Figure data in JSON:

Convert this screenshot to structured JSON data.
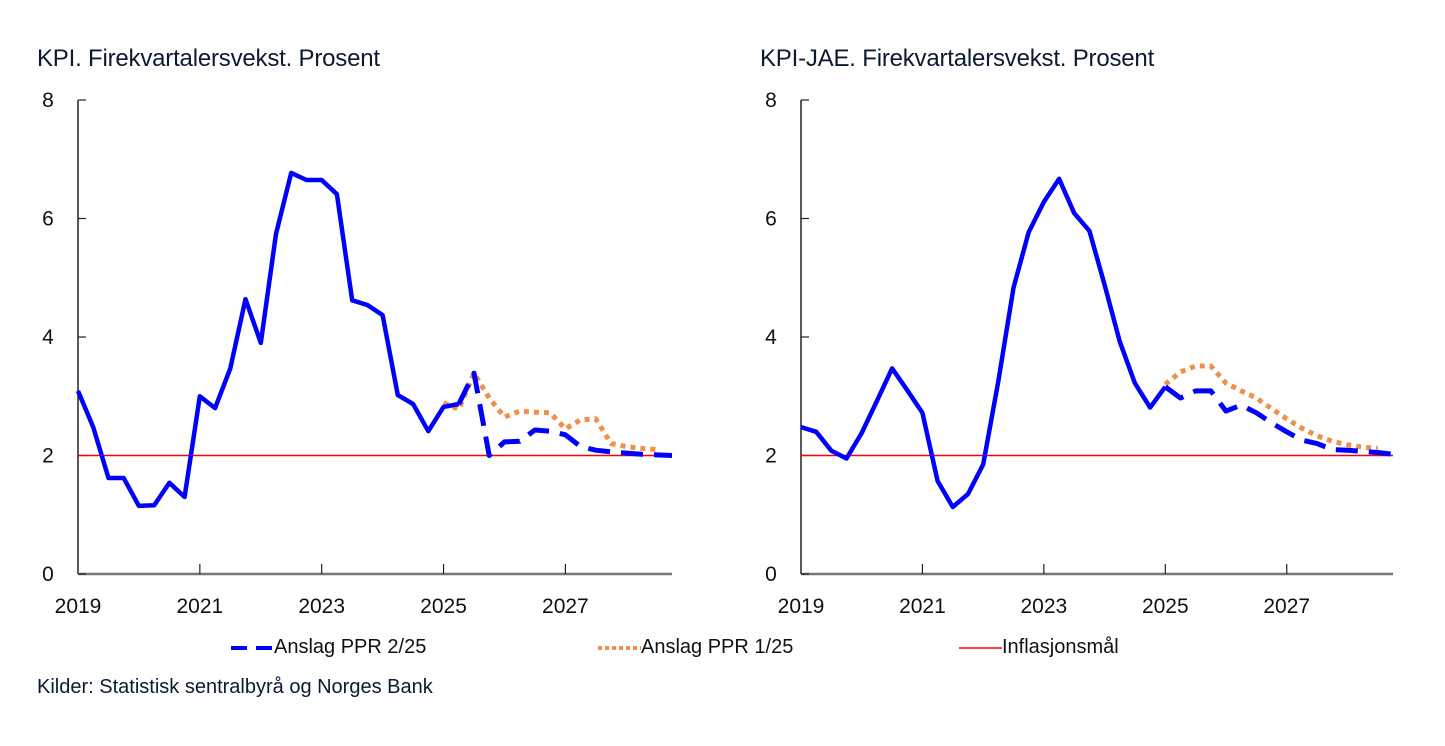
{
  "chart_data": [
    {
      "type": "line",
      "title": "KPI. Firekvartalersvekst. Prosent",
      "xlabel": "",
      "ylabel": "",
      "x_unit": "quarter",
      "x_start": "2019Q1",
      "x_end": "2028Q4",
      "xticks": [
        "2019",
        "2021",
        "2023",
        "2025",
        "2027"
      ],
      "yticks": [
        0,
        2,
        4,
        6,
        8
      ],
      "ylim": [
        0,
        8
      ],
      "grid": false,
      "series": [
        {
          "name": "KPI",
          "style": "solid",
          "color": "#0000ff",
          "start_index": 0,
          "values": [
            3.09,
            2.48,
            1.62,
            1.62,
            1.15,
            1.16,
            1.54,
            1.3,
            3.0,
            2.8,
            3.47,
            4.64,
            3.9,
            5.74,
            6.77,
            6.65,
            6.65,
            6.41,
            4.62,
            4.54,
            4.37,
            3.02,
            2.87,
            2.41,
            2.82,
            2.87
          ]
        },
        {
          "name": "Anslag PPR 2/25",
          "style": "dashed",
          "color": "#0000ff",
          "start_index": 25,
          "values": [
            2.87,
            3.39,
            2.0,
            2.23,
            2.24,
            2.43,
            2.41,
            2.35,
            2.15,
            2.09,
            2.06,
            2.04,
            2.02,
            2.01,
            2.0
          ]
        },
        {
          "name": "Anslag PPR 1/25",
          "style": "dotted",
          "color": "#f0904a",
          "start_index": 24,
          "values": [
            2.89,
            2.78,
            3.39,
            2.97,
            2.65,
            2.75,
            2.73,
            2.72,
            2.45,
            2.6,
            2.62,
            2.2,
            2.15,
            2.12,
            2.1
          ]
        },
        {
          "name": "Inflasjonsmål",
          "style": "solid-thin",
          "color": "#ff0000",
          "constant": 2.0
        }
      ]
    },
    {
      "type": "line",
      "title": "KPI-JAE. Firekvartalersvekst. Prosent",
      "xlabel": "",
      "ylabel": "",
      "x_unit": "quarter",
      "x_start": "2019Q1",
      "x_end": "2028Q4",
      "xticks": [
        "2019",
        "2021",
        "2023",
        "2025",
        "2027"
      ],
      "yticks": [
        0,
        2,
        4,
        6,
        8
      ],
      "ylim": [
        0,
        8
      ],
      "grid": false,
      "series": [
        {
          "name": "KPI-JAE",
          "style": "solid",
          "color": "#0000ff",
          "start_index": 0,
          "values": [
            2.48,
            2.4,
            2.08,
            1.95,
            2.38,
            2.92,
            3.47,
            3.1,
            2.72,
            1.57,
            1.13,
            1.35,
            1.85,
            3.25,
            4.83,
            5.77,
            6.28,
            6.67,
            6.09,
            5.79,
            4.88,
            3.92,
            3.22,
            2.81,
            3.16
          ]
        },
        {
          "name": "Anslag PPR 2/25",
          "style": "dashed",
          "color": "#0000ff",
          "start_index": 24,
          "values": [
            3.16,
            2.97,
            3.09,
            3.09,
            2.75,
            2.85,
            2.72,
            2.55,
            2.4,
            2.26,
            2.2,
            2.1,
            2.09,
            2.07,
            2.05,
            2.02
          ]
        },
        {
          "name": "Anslag PPR 1/25",
          "style": "dotted",
          "color": "#f0904a",
          "start_index": 24,
          "values": [
            3.2,
            3.41,
            3.51,
            3.51,
            3.22,
            3.09,
            2.97,
            2.79,
            2.62,
            2.46,
            2.33,
            2.24,
            2.18,
            2.14,
            2.12
          ]
        },
        {
          "name": "Inflasjonsmål",
          "style": "solid-thin",
          "color": "#ff0000",
          "constant": 2.0
        }
      ]
    }
  ],
  "legend": {
    "placement": "bottom-center",
    "items": [
      {
        "label": "Anslag PPR 2/25",
        "style": "dashed",
        "color": "#0000ff"
      },
      {
        "label": "Anslag PPR 1/25",
        "style": "dotted",
        "color": "#f0904a"
      },
      {
        "label": "Inflasjonsmål",
        "style": "solid-thin",
        "color": "#ff0000"
      }
    ]
  },
  "source": "Kilder: Statistisk sentralbyrå og Norges Bank"
}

→ INSTRUCTION
Without including any picture, repeat the data exactly.

→ TASK RESPONSE
Convert this screenshot to structured JSON data.
{
  "chart_data": [
    {
      "type": "line",
      "title": "KPI. Firekvartalersvekst. Prosent",
      "xlabel": "",
      "ylabel": "",
      "x_unit": "quarter",
      "x_start": "2019Q1",
      "x_end": "2028Q4",
      "xticks": [
        "2019",
        "2021",
        "2023",
        "2025",
        "2027"
      ],
      "yticks": [
        0,
        2,
        4,
        6,
        8
      ],
      "ylim": [
        0,
        8
      ],
      "grid": false,
      "series": [
        {
          "name": "KPI",
          "style": "solid",
          "color": "#0000ff",
          "start_index": 0,
          "values": [
            3.09,
            2.48,
            1.62,
            1.62,
            1.15,
            1.16,
            1.54,
            1.3,
            3.0,
            2.8,
            3.47,
            4.64,
            3.9,
            5.74,
            6.77,
            6.65,
            6.65,
            6.41,
            4.62,
            4.54,
            4.37,
            3.02,
            2.87,
            2.41,
            2.82,
            2.87
          ]
        },
        {
          "name": "Anslag PPR 2/25",
          "style": "dashed",
          "color": "#0000ff",
          "start_index": 25,
          "values": [
            2.87,
            3.39,
            2.0,
            2.23,
            2.24,
            2.43,
            2.41,
            2.35,
            2.15,
            2.09,
            2.06,
            2.04,
            2.02,
            2.01,
            2.0
          ]
        },
        {
          "name": "Anslag PPR 1/25",
          "style": "dotted",
          "color": "#f0904a",
          "start_index": 24,
          "values": [
            2.89,
            2.78,
            3.39,
            2.97,
            2.65,
            2.75,
            2.73,
            2.72,
            2.45,
            2.6,
            2.62,
            2.2,
            2.15,
            2.12,
            2.1
          ]
        },
        {
          "name": "Inflasjonsmål",
          "style": "solid-thin",
          "color": "#ff0000",
          "constant": 2.0
        }
      ]
    },
    {
      "type": "line",
      "title": "KPI-JAE. Firekvartalersvekst. Prosent",
      "xlabel": "",
      "ylabel": "",
      "x_unit": "quarter",
      "x_start": "2019Q1",
      "x_end": "2028Q4",
      "xticks": [
        "2019",
        "2021",
        "2023",
        "2025",
        "2027"
      ],
      "yticks": [
        0,
        2,
        4,
        6,
        8
      ],
      "ylim": [
        0,
        8
      ],
      "grid": false,
      "series": [
        {
          "name": "KPI-JAE",
          "style": "solid",
          "color": "#0000ff",
          "start_index": 0,
          "values": [
            2.48,
            2.4,
            2.08,
            1.95,
            2.38,
            2.92,
            3.47,
            3.1,
            2.72,
            1.57,
            1.13,
            1.35,
            1.85,
            3.25,
            4.83,
            5.77,
            6.28,
            6.67,
            6.09,
            5.79,
            4.88,
            3.92,
            3.22,
            2.81,
            3.16
          ]
        },
        {
          "name": "Anslag PPR 2/25",
          "style": "dashed",
          "color": "#0000ff",
          "start_index": 24,
          "values": [
            3.16,
            2.97,
            3.09,
            3.09,
            2.75,
            2.85,
            2.72,
            2.55,
            2.4,
            2.26,
            2.2,
            2.1,
            2.09,
            2.07,
            2.05,
            2.02
          ]
        },
        {
          "name": "Anslag PPR 1/25",
          "style": "dotted",
          "color": "#f0904a",
          "start_index": 24,
          "values": [
            3.2,
            3.41,
            3.51,
            3.51,
            3.22,
            3.09,
            2.97,
            2.79,
            2.62,
            2.46,
            2.33,
            2.24,
            2.18,
            2.14,
            2.12
          ]
        },
        {
          "name": "Inflasjonsmål",
          "style": "solid-thin",
          "color": "#ff0000",
          "constant": 2.0
        }
      ]
    }
  ],
  "legend": {
    "placement": "bottom-center",
    "items": [
      {
        "label": "Anslag PPR 2/25",
        "style": "dashed",
        "color": "#0000ff"
      },
      {
        "label": "Anslag PPR 1/25",
        "style": "dotted",
        "color": "#f0904a"
      },
      {
        "label": "Inflasjonsmål",
        "style": "solid-thin",
        "color": "#ff0000"
      }
    ]
  },
  "source": "Kilder: Statistisk sentralbyrå og Norges Bank"
}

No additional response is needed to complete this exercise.